*DIRECTIONS*
Reproduce every line of the listing as written, apart from the pictures.

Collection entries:
§

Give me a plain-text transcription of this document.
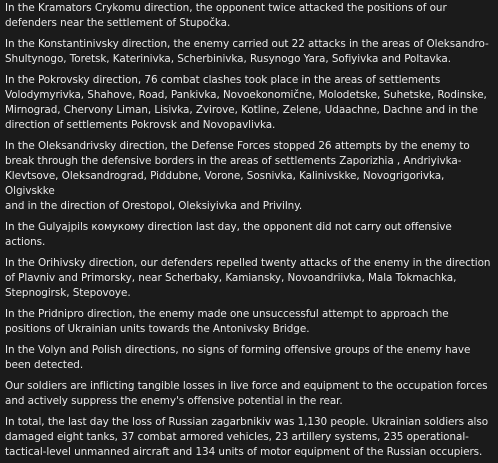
In the Kramators Crykomu direction, the opponent twice attacked the positions of our
defenders near the settlement of Stupočka.

In the Konstantinivsky direction, the enemy carried out 22 attacks in the areas of Oleksandro-
Shultynogo, Toretsk, Katerinivka, Scherbinivka, Rusynogo Yara, Sofiyivka and Poltavka.

In the Pokrovsky direction, 76 combat clashes took place in the areas of settlements
Volodymyrivka, Shahove, Road, Pankivka, Novoekonomične, Molodetske, Suhetske, Rodinske,
Mirnograd, Chervony Liman, Lisivka, Zvirove, Kotline, Zelene, Udaachne, Dachne and in the
direction of settlements Pokrovsk and Novopavlivka.

In the Oleksandrivsky direction, the Defense Forces stopped 26 attempts by the enemy to
break through the defensive borders in the areas of settlements Zaporizhia , Andriyivka-
Klevtsove, Oleksandrograd, Piddubne, Vorone, Sosnivka, Kalinivskke, Novogrigorivka, Olgivskke
and in the direction of Orestopol, Oleksiyivka and Privilny.

In the Gulyajpils комукому direction last day, the opponent did not carry out offensive
actions.

In the Orihivsky direction, our defenders repelled twenty attacks of the enemy in the direction
of Plavniv and Primorsky, near Scherbaky, Kamiansky, Novoandriivka, Mala Tokmachka,
Stepnogirsk, Stepovoye.

In the Pridnipro direction, the enemy made one unsuccessful attempt to approach the
positions of Ukrainian units towards the Antonivsky Bridge.

In the Volyn and Polish directions, no signs of forming offensive groups of the enemy have
been detected.

Our soldiers are inflicting tangible losses in live force and equipment to the occupation forces
and actively suppress the enemy's offensive potential in the rear.

In total, the last day the loss of Russian zagarbnikiv was 1,130 people. Ukrainian soldiers also
damaged eight tanks, 37 combat armored vehicles, 23 artillery systems, 235 operational-
tactical-level unmanned aircraft and 134 units of motor equipment of the Russian occupiers.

§

*FINAL RESULT*
Give me a plain-text transcription of this document.
In the Kramators Crykomu direction, the opponent twice attacked the positions of our
defenders near the settlement of Stupočka.

In the Konstantinivsky direction, the enemy carried out 22 attacks in the areas of Oleksandro-
Shultynogo, Toretsk, Katerinivka, Scherbinivka, Rusynogo Yara, Sofiyivka and Poltavka.

In the Pokrovsky direction, 76 combat clashes took place in the areas of settlements
Volodymyrivka, Shahove, Road, Pankivka, Novoekonomične, Molodetske, Suhetske, Rodinske,
Mirnograd, Chervony Liman, Lisivka, Zvirove, Kotline, Zelene, Udaachne, Dachne and in the
direction of settlements Pokrovsk and Novopavlivka.

In the Oleksandrivsky direction, the Defense Forces stopped 26 attempts by the enemy to
break through the defensive borders in the areas of settlements Zaporizhia , Andriyivka-
Klevtsove, Oleksandrograd, Piddubne, Vorone, Sosnivka, Kalinivskke, Novogrigorivka, Olgivskke
and in the direction of Orestopol, Oleksiyivka and Privilny.

In the Gulyajpils комукому direction last day, the opponent did not carry out offensive
actions.

In the Orihivsky direction, our defenders repelled twenty attacks of the enemy in the direction
of Plavniv and Primorsky, near Scherbaky, Kamiansky, Novoandriivka, Mala Tokmachka,
Stepnogirsk, Stepovoye.

In the Pridnipro direction, the enemy made one unsuccessful attempt to approach the
positions of Ukrainian units towards the Antonivsky Bridge.

In the Volyn and Polish directions, no signs of forming offensive groups of the enemy have
been detected.

Our soldiers are inflicting tangible losses in live force and equipment to the occupation forces
and actively suppress the enemy's offensive potential in the rear.

In total, the last day the loss of Russian zagarbnikiv was 1,130 people. Ukrainian soldiers also
damaged eight tanks, 37 combat armored vehicles, 23 artillery systems, 235 operational-
tactical-level unmanned aircraft and 134 units of motor equipment of the Russian occupiers.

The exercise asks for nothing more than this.